**ZITIERTER TEXT:**
10/01 Bundes-Verfassungsgesetz (B-VG)
10/07 Verwaltungsgerichtshof
40/01 Verwaltungsverfahren
50/01 Gewerbeordnung

Norm

AVG §1
B-VG Art10 Abs1 Z8
B-VG Art133 Abs4
B-VG Art15 Abs1
GewO 1994 §77
VwGG §28 Abs3
VwGG §34 Abs1

Beachte


Miterledigung (miterledigt bzw zur gemeinsamen Entscheidung verbunden):
Ra 2020/04/0041

Betreff

Der Verwaltungsgerichtshof hat durch den Vorsitzenden Senatspräsident Dr. Handstanger sowie Hofrätin Mag. Hainz-Sator und Hofrat Dr. Pürgy als Richter, unter Mitwirkung der Schriftführerin Klima, LL.M., über die Revision 1. des K D und 2. der S D beide in L, beide vertreten durch die Dr. Christoph Brenner - Mag. Severin Perschl Rechtsanwälte OG in 3500 Krems, Ringstraße 68, gegen das Erkenntnis des Landesverwaltungsgerichts Niederösterreich vom 28. Februar 2020, Zl. LVwG-AV-1293/001-2017, betreffend gewerberechtliches Betriebsanlagengenehmigungsverfahren (belangte Behörde vor dem Verwaltungsgericht: Bezirkshauptmannschaft Krems; mitbeteiligte Partei: R GmbH in L), den Beschluss gefasst:

Spruch

Die Revision wird zurückgewiesen.

Begründung

1        1. Mit Bescheid der belangten Behörde vom 18. September 2017 wurde der mitbeteiligten Partei die gewerbebehördliche Genehmigung zur Errichtung und zum Betrieb einer Weinerzeugungsanlage an einem bestimmt bezeichneten Standort unter mehreren Auflagen erteilt.

2        Die Revisionswerber sind Nachbarn dieser Betriebsanlage.

3        2. Mit dem angefochtenen Erkenntnis wies das Landesverwaltungsgericht Niederösterreich (Landesverwaltungsgericht) die - unter anderem - von den Revisionswerbern erhobene Beschwerde ab und erklärte die Revision für nicht zulässig.

4        In seiner Begründung hielt das Landesverwaltungsgericht - in erster Linie gestützt auf ein schalltechnisches Gutachten - fest, es komme auf den Grundstücken der Nachbarn bei bewilligungsgemäßem Betrieb der zu genehmigenden Anlage zu keiner Veränderung der bestehenden Lärmsituation. Die Betriebsanlage sei an allen die Nachbarn betreffenden Immissionspunkten als irrelevant hinsichtlich der akustischen Auswirkungen zu betrachten. Die durch die Betriebsanlage verursachten Geräuschimmissionen würden auf dem Grundstück der Revisionswerber um 5 dB unter der Vorbelastung liegen.

**ARBEITSSCHRITTE:**
a) Schreibe aus dem Beschluss oben alles von „2        Die Revisionswerber sind“ bis hinunter zu „für nicht zulässig.“ erneut ab. Setze dabei „Berufung“ an die Stelle von „Beschwerde“.
b) Um wie viel liegen die von der Betriebsanlage verursachten Geräuschimmissionen laut dem Beschluss auf dem Grundstück der Revisionswerber unter der Vorbelastung?

**BEREITGESTELLTE DATEN:**
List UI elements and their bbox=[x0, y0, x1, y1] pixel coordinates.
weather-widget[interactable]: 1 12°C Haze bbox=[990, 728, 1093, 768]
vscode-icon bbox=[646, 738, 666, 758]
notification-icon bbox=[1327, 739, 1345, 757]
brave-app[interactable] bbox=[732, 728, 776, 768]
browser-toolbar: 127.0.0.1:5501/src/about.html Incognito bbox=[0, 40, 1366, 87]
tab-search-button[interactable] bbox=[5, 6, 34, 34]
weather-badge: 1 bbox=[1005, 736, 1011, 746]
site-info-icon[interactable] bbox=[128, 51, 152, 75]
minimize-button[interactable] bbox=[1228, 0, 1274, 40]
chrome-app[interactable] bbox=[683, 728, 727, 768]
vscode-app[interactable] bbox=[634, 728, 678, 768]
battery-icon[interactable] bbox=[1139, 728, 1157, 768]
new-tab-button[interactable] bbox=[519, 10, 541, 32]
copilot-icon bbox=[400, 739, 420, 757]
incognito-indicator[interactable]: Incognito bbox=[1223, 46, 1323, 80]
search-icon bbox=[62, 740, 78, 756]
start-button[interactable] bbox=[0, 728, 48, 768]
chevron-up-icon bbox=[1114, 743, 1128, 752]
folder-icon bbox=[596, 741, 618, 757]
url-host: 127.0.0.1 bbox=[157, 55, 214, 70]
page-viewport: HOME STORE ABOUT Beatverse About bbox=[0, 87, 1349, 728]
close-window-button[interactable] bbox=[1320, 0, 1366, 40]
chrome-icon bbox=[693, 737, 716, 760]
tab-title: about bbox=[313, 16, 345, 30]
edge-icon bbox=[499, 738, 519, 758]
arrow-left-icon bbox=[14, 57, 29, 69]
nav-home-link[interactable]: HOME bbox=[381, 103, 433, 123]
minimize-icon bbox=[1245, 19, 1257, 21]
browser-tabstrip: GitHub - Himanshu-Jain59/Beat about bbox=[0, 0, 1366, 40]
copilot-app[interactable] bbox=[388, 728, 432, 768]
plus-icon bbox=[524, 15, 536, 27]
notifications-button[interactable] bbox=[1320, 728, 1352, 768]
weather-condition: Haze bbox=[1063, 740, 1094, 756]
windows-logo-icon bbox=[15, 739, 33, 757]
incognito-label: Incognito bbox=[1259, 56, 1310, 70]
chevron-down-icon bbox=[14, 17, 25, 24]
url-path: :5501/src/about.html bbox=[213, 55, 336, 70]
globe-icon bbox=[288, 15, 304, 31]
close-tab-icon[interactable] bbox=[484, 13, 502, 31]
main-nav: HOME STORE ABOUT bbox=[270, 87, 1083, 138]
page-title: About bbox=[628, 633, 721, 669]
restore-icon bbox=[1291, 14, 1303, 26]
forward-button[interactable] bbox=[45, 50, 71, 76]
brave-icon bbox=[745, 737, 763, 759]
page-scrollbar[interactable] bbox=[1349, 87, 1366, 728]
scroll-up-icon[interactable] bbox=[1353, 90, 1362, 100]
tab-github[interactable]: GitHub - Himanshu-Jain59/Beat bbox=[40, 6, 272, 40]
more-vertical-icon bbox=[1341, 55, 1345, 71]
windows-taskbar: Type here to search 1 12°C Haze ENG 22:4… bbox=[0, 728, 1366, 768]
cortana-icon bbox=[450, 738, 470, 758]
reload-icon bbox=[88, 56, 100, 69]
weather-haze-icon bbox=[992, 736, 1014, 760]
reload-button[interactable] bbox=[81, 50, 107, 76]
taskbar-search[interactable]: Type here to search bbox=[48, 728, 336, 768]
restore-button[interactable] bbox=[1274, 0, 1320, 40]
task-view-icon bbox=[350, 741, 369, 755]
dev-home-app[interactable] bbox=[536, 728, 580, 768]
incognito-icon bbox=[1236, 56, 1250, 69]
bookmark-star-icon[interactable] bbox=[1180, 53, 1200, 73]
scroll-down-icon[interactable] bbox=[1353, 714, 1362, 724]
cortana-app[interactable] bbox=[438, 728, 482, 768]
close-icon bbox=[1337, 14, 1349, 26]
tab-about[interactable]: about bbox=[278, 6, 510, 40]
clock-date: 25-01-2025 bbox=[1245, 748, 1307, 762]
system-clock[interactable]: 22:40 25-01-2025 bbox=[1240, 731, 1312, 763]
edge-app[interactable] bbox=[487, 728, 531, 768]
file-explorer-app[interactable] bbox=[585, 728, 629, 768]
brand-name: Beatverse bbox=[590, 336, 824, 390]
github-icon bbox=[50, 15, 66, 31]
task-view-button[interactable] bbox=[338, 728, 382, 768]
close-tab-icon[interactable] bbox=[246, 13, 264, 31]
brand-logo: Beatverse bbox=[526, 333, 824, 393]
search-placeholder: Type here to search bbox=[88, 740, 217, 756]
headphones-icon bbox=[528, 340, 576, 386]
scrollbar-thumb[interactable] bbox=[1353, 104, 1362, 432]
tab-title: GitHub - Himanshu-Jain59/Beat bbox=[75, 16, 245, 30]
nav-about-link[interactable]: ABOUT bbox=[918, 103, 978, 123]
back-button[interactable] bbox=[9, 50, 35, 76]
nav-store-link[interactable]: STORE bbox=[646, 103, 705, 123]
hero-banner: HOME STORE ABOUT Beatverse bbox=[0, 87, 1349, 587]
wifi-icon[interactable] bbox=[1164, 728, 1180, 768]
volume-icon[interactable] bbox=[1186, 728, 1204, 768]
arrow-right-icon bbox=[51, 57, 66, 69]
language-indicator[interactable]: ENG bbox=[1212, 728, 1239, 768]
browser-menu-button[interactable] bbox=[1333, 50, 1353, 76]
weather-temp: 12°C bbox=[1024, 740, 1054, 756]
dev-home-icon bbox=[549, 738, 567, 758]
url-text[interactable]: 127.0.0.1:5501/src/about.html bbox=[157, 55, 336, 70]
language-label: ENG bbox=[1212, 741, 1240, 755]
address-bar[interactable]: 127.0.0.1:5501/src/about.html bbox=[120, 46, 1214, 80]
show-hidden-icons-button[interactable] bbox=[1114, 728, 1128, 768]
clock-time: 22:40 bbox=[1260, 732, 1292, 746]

**LÖSUNGEN:**
a)
2        Die Revisionswerber sind Nachbarn dieser Betriebsanlage.

3        2. Mit dem angefochtenen Erkenntnis wies das Landesverwaltungsgericht Niederösterreich (Landesverwaltungsgericht) die - unter anderem - von den Revisionswerbern erhobene Berufung ab und erklärte die Revision für nicht zulässig.

b) Um 5 dB.